[Begin ENTRIES SUPPLIED]

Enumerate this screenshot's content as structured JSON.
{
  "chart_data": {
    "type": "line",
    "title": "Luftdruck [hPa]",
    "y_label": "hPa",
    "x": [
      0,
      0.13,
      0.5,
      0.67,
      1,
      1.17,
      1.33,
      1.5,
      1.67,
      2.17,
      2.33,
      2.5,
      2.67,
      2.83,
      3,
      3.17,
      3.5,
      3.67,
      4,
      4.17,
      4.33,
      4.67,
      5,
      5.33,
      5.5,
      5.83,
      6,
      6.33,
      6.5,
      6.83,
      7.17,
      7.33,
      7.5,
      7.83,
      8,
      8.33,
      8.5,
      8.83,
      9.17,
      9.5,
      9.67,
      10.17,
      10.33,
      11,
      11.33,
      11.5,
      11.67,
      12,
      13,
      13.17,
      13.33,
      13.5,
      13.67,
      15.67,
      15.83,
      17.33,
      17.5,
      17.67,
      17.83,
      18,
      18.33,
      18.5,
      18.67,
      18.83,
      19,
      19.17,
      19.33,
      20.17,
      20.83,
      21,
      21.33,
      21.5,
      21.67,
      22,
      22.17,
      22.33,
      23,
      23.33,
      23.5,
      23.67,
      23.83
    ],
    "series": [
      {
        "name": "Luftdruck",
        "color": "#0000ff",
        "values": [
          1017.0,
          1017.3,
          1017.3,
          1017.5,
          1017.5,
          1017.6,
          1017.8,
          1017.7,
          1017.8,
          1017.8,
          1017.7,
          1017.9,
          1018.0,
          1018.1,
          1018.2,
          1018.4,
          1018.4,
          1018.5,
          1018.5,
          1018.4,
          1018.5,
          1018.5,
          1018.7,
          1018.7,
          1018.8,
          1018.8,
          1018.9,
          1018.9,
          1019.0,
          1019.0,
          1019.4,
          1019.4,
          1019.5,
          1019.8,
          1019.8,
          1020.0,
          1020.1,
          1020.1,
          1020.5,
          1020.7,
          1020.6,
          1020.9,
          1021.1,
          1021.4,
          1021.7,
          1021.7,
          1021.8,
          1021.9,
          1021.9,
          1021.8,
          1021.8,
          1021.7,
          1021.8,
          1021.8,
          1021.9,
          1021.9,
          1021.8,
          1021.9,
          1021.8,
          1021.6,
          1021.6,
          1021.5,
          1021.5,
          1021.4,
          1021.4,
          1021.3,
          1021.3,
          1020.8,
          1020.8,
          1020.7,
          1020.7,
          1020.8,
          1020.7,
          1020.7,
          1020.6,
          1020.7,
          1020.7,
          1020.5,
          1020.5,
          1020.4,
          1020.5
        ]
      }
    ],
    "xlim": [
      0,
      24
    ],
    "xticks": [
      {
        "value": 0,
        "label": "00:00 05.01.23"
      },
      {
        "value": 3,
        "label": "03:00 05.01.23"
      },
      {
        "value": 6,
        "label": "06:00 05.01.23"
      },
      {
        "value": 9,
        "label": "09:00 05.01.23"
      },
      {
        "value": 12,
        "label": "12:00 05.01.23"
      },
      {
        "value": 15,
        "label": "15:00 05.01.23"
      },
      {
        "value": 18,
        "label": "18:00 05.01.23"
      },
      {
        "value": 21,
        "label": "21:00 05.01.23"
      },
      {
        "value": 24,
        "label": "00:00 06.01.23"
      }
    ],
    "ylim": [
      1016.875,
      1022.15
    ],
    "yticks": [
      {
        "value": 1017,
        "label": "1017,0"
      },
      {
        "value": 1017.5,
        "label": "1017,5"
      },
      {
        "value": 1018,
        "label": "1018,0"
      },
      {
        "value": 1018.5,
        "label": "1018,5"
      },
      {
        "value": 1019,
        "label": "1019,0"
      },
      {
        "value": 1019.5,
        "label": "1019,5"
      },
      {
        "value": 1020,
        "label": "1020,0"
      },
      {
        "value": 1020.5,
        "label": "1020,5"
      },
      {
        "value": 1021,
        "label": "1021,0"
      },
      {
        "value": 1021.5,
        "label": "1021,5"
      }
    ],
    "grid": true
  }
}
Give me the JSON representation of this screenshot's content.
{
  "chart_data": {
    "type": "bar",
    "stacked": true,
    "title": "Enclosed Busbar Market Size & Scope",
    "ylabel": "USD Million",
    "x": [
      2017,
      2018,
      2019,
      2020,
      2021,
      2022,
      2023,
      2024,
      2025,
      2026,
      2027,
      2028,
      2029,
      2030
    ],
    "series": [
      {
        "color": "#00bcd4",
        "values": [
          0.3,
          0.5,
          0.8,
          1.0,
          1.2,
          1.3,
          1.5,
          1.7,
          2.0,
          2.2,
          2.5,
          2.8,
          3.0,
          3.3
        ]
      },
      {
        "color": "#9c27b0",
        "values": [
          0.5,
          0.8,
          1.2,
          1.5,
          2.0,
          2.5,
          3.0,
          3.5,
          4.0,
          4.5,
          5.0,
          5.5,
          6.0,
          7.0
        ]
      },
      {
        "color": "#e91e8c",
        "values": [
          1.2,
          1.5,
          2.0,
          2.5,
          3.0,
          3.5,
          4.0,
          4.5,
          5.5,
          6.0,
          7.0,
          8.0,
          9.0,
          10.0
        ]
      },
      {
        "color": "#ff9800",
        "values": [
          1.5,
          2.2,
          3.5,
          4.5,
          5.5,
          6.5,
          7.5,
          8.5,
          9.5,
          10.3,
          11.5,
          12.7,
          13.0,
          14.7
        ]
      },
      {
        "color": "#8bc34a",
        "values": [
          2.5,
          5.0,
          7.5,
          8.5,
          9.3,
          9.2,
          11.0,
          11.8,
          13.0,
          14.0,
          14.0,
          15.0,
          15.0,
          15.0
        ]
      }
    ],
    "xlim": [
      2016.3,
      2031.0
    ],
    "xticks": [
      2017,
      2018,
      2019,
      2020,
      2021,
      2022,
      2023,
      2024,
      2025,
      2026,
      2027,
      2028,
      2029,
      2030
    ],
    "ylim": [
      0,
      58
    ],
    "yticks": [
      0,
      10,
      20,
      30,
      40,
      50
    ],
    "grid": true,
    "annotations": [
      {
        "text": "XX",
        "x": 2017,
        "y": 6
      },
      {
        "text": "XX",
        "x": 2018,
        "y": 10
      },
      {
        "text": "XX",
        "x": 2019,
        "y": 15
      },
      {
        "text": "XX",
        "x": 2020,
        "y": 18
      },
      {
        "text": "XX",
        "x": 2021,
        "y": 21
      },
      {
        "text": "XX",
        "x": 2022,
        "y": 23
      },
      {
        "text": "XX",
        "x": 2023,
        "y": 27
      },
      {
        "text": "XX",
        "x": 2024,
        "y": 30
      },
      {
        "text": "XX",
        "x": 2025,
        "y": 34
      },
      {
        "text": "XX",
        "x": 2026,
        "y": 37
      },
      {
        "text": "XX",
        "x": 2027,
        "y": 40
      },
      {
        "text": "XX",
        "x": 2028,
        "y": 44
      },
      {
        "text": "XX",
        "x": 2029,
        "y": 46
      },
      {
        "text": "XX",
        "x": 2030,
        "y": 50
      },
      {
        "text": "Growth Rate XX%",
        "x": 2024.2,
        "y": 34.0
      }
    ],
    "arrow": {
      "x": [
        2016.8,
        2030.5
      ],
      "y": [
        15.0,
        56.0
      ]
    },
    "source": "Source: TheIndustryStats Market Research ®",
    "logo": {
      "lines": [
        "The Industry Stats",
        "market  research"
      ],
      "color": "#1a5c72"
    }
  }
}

[End ENTRIES SUPPLIED]

Reproduce the listing shown above in its entirety, exactly.

ANSWER FOR THE TASK –
Enumerate this screenshot's content as structured JSON.
{
  "chart_data": {
    "type": "line",
    "title": "Luftdruck [hPa]",
    "y_label": "hPa",
    "x": [
      0,
      0.13,
      0.5,
      0.67,
      1,
      1.17,
      1.33,
      1.5,
      1.67,
      2.17,
      2.33,
      2.5,
      2.67,
      2.83,
      3,
      3.17,
      3.5,
      3.67,
      4,
      4.17,
      4.33,
      4.67,
      5,
      5.33,
      5.5,
      5.83,
      6,
      6.33,
      6.5,
      6.83,
      7.17,
      7.33,
      7.5,
      7.83,
      8,
      8.33,
      8.5,
      8.83,
      9.17,
      9.5,
      9.67,
      10.17,
      10.33,
      11,
      11.33,
      11.5,
      11.67,
      12,
      13,
      13.17,
      13.33,
      13.5,
      13.67,
      15.67,
      15.83,
      17.33,
      17.5,
      17.67,
      17.83,
      18,
      18.33,
      18.5,
      18.67,
      18.83,
      19,
      19.17,
      19.33,
      20.17,
      20.83,
      21,
      21.33,
      21.5,
      21.67,
      22,
      22.17,
      22.33,
      23,
      23.33,
      23.5,
      23.67,
      23.83
    ],
    "series": [
      {
        "name": "Luftdruck",
        "color": "#0000ff",
        "values": [
          1017.0,
          1017.3,
          1017.3,
          1017.5,
          1017.5,
          1017.6,
          1017.8,
          1017.7,
          1017.8,
          1017.8,
          1017.7,
          1017.9,
          1018.0,
          1018.1,
          1018.2,
          1018.4,
          1018.4,
          1018.5,
          1018.5,
          1018.4,
          1018.5,
          1018.5,
          1018.7,
          1018.7,
          1018.8,
          1018.8,
          1018.9,
          1018.9,
          1019.0,
          1019.0,
          1019.4,
          1019.4,
          1019.5,
          1019.8,
          1019.8,
          1020.0,
          1020.1,
          1020.1,
          1020.5,
          1020.7,
          1020.6,
          1020.9,
          1021.1,
          1021.4,
          1021.7,
          1021.7,
          1021.8,
          1021.9,
          1021.9,
          1021.8,
          1021.8,
          1021.7,
          1021.8,
          1021.8,
          1021.9,
          1021.9,
          1021.8,
          1021.9,
          1021.8,
          1021.6,
          1021.6,
          1021.5,
          1021.5,
          1021.4,
          1021.4,
          1021.3,
          1021.3,
          1020.8,
          1020.8,
          1020.7,
          1020.7,
          1020.8,
          1020.7,
          1020.7,
          1020.6,
          1020.7,
          1020.7,
          1020.5,
          1020.5,
          1020.4,
          1020.5
        ]
      }
    ],
    "xlim": [
      0,
      24
    ],
    "xticks": [
      {
        "value": 0,
        "label": "00:00 05.01.23"
      },
      {
        "value": 3,
        "label": "03:00 05.01.23"
      },
      {
        "value": 6,
        "label": "06:00 05.01.23"
      },
      {
        "value": 9,
        "label": "09:00 05.01.23"
      },
      {
        "value": 12,
        "label": "12:00 05.01.23"
      },
      {
        "value": 15,
        "label": "15:00 05.01.23"
      },
      {
        "value": 18,
        "label": "18:00 05.01.23"
      },
      {
        "value": 21,
        "label": "21:00 05.01.23"
      },
      {
        "value": 24,
        "label": "00:00 06.01.23"
      }
    ],
    "ylim": [
      1016.875,
      1022.15
    ],
    "yticks": [
      {
        "value": 1017,
        "label": "1017,0"
      },
      {
        "value": 1017.5,
        "label": "1017,5"
      },
      {
        "value": 1018,
        "label": "1018,0"
      },
      {
        "value": 1018.5,
        "label": "1018,5"
      },
      {
        "value": 1019,
        "label": "1019,0"
      },
      {
        "value": 1019.5,
        "label": "1019,5"
      },
      {
        "value": 1020,
        "label": "1020,0"
      },
      {
        "value": 1020.5,
        "label": "1020,5"
      },
      {
        "value": 1021,
        "label": "1021,0"
      },
      {
        "value": 1021.5,
        "label": "1021,5"
      }
    ],
    "grid": true
  }
}
Give me the JSON representation of this screenshot's content.
{
  "chart_data": {
    "type": "bar",
    "stacked": true,
    "title": "Enclosed Busbar Market Size & Scope",
    "ylabel": "USD Million",
    "x": [
      2017,
      2018,
      2019,
      2020,
      2021,
      2022,
      2023,
      2024,
      2025,
      2026,
      2027,
      2028,
      2029,
      2030
    ],
    "series": [
      {
        "color": "#00bcd4",
        "values": [
          0.3,
          0.5,
          0.8,
          1.0,
          1.2,
          1.3,
          1.5,
          1.7,
          2.0,
          2.2,
          2.5,
          2.8,
          3.0,
          3.3
        ]
      },
      {
        "color": "#9c27b0",
        "values": [
          0.5,
          0.8,
          1.2,
          1.5,
          2.0,
          2.5,
          3.0,
          3.5,
          4.0,
          4.5,
          5.0,
          5.5,
          6.0,
          7.0
        ]
      },
      {
        "color": "#e91e8c",
        "values": [
          1.2,
          1.5,
          2.0,
          2.5,
          3.0,
          3.5,
          4.0,
          4.5,
          5.5,
          6.0,
          7.0,
          8.0,
          9.0,
          10.0
        ]
      },
      {
        "color": "#ff9800",
        "values": [
          1.5,
          2.2,
          3.5,
          4.5,
          5.5,
          6.5,
          7.5,
          8.5,
          9.5,
          10.3,
          11.5,
          12.7,
          13.0,
          14.7
        ]
      },
      {
        "color": "#8bc34a",
        "values": [
          2.5,
          5.0,
          7.5,
          8.5,
          9.3,
          9.2,
          11.0,
          11.8,
          13.0,
          14.0,
          14.0,
          15.0,
          15.0,
          15.0
        ]
      }
    ],
    "xlim": [
      2016.3,
      2031.0
    ],
    "xticks": [
      2017,
      2018,
      2019,
      2020,
      2021,
      2022,
      2023,
      2024,
      2025,
      2026,
      2027,
      2028,
      2029,
      2030
    ],
    "ylim": [
      0,
      58
    ],
    "yticks": [
      0,
      10,
      20,
      30,
      40,
      50
    ],
    "grid": true,
    "annotations": [
      {
        "text": "XX",
        "x": 2017,
        "y": 6
      },
      {
        "text": "XX",
        "x": 2018,
        "y": 10
      },
      {
        "text": "XX",
        "x": 2019,
        "y": 15
      },
      {
        "text": "XX",
        "x": 2020,
        "y": 18
      },
      {
        "text": "XX",
        "x": 2021,
        "y": 21
      },
      {
        "text": "XX",
        "x": 2022,
        "y": 23
      },
      {
        "text": "XX",
        "x": 2023,
        "y": 27
      },
      {
        "text": "XX",
        "x": 2024,
        "y": 30
      },
      {
        "text": "XX",
        "x": 2025,
        "y": 34
      },
      {
        "text": "XX",
        "x": 2026,
        "y": 37
      },
      {
        "text": "XX",
        "x": 2027,
        "y": 40
      },
      {
        "text": "XX",
        "x": 2028,
        "y": 44
      },
      {
        "text": "XX",
        "x": 2029,
        "y": 46
      },
      {
        "text": "XX",
        "x": 2030,
        "y": 50
      },
      {
        "text": "Growth Rate XX%",
        "x": 2024.2,
        "y": 34.0
      }
    ],
    "arrow": {
      "x": [
        2016.8,
        2030.5
      ],
      "y": [
        15.0,
        56.0
      ]
    },
    "source": "Source: TheIndustryStats Market Research ®",
    "logo": {
      "lines": [
        "The Industry Stats",
        "market  research"
      ],
      "color": "#1a5c72"
    }
  }
}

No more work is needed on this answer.